[Dataset rows]
------------------------------------------------------------

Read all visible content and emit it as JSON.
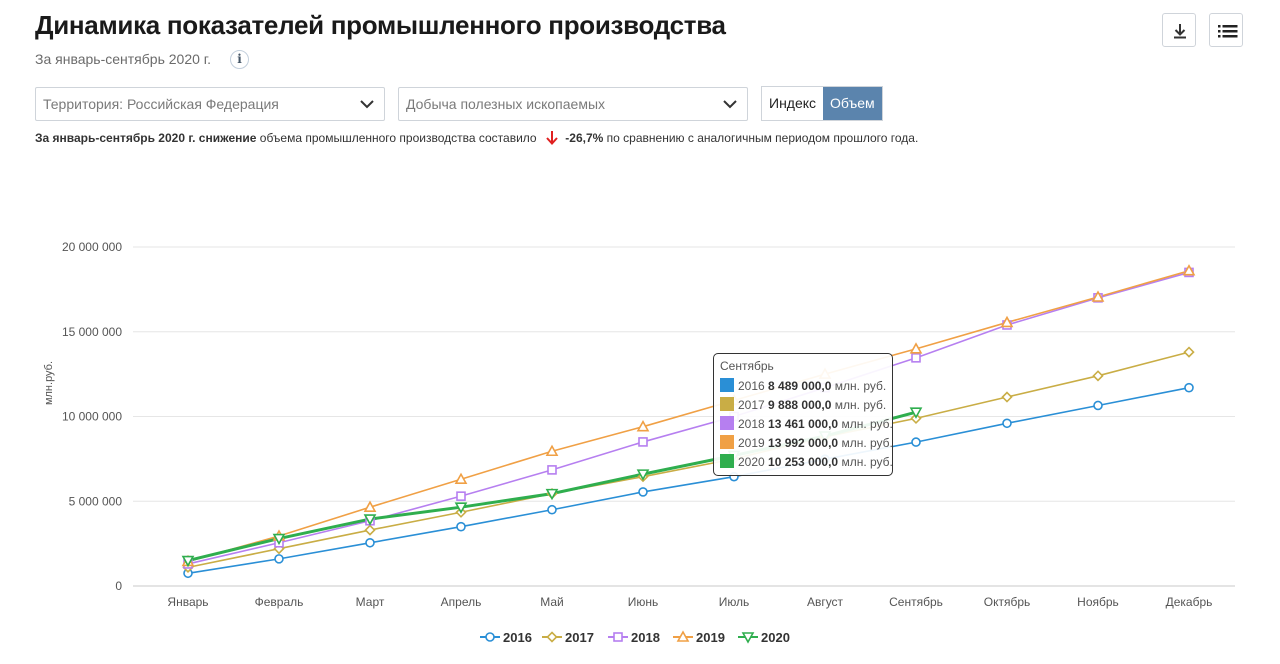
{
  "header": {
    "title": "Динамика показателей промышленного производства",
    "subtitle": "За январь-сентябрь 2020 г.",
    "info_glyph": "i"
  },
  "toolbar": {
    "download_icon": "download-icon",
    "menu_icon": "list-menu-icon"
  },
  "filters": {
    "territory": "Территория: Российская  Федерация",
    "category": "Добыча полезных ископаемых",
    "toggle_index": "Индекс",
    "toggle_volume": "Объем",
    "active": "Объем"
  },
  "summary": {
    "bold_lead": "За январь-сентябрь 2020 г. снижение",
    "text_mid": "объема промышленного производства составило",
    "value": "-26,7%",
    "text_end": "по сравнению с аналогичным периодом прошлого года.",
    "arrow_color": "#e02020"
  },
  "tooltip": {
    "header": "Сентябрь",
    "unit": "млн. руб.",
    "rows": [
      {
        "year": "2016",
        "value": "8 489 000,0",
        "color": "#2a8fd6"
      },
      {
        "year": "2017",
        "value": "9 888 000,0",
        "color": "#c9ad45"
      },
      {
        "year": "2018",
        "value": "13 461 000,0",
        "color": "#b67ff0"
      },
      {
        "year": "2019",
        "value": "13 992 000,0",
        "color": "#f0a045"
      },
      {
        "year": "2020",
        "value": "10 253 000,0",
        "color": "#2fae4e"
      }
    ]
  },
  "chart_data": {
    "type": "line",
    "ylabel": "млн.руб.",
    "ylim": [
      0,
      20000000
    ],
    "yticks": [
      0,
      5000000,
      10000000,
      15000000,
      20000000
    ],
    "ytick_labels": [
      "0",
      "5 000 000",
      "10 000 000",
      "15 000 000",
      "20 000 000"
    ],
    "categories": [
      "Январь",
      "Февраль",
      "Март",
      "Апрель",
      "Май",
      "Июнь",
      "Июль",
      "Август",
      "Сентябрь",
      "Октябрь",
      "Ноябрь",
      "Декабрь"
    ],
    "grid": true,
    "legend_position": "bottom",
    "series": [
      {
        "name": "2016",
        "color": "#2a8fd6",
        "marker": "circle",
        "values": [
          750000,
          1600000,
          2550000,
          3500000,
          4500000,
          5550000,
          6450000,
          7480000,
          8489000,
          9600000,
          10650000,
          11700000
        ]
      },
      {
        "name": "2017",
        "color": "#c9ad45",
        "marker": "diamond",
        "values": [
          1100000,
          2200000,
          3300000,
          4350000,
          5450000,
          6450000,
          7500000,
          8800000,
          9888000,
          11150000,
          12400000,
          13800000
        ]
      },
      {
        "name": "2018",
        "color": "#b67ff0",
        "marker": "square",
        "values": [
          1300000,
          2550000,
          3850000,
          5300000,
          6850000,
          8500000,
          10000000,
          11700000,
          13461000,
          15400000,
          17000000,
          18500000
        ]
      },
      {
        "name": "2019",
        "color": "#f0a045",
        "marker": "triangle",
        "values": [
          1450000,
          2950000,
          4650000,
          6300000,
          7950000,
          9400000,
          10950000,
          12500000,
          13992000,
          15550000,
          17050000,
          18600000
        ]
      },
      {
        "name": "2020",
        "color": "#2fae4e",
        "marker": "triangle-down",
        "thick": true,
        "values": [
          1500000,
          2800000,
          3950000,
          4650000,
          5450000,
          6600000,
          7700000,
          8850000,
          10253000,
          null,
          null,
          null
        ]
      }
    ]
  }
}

------------------------------------------------------------

§ INSTRUCTION
Scan the material for lines with the word "icon", and copy each line you find.

§ TASK OUTPUT
    "download_icon": "download-icon",
    "menu_icon": "list-menu-icon"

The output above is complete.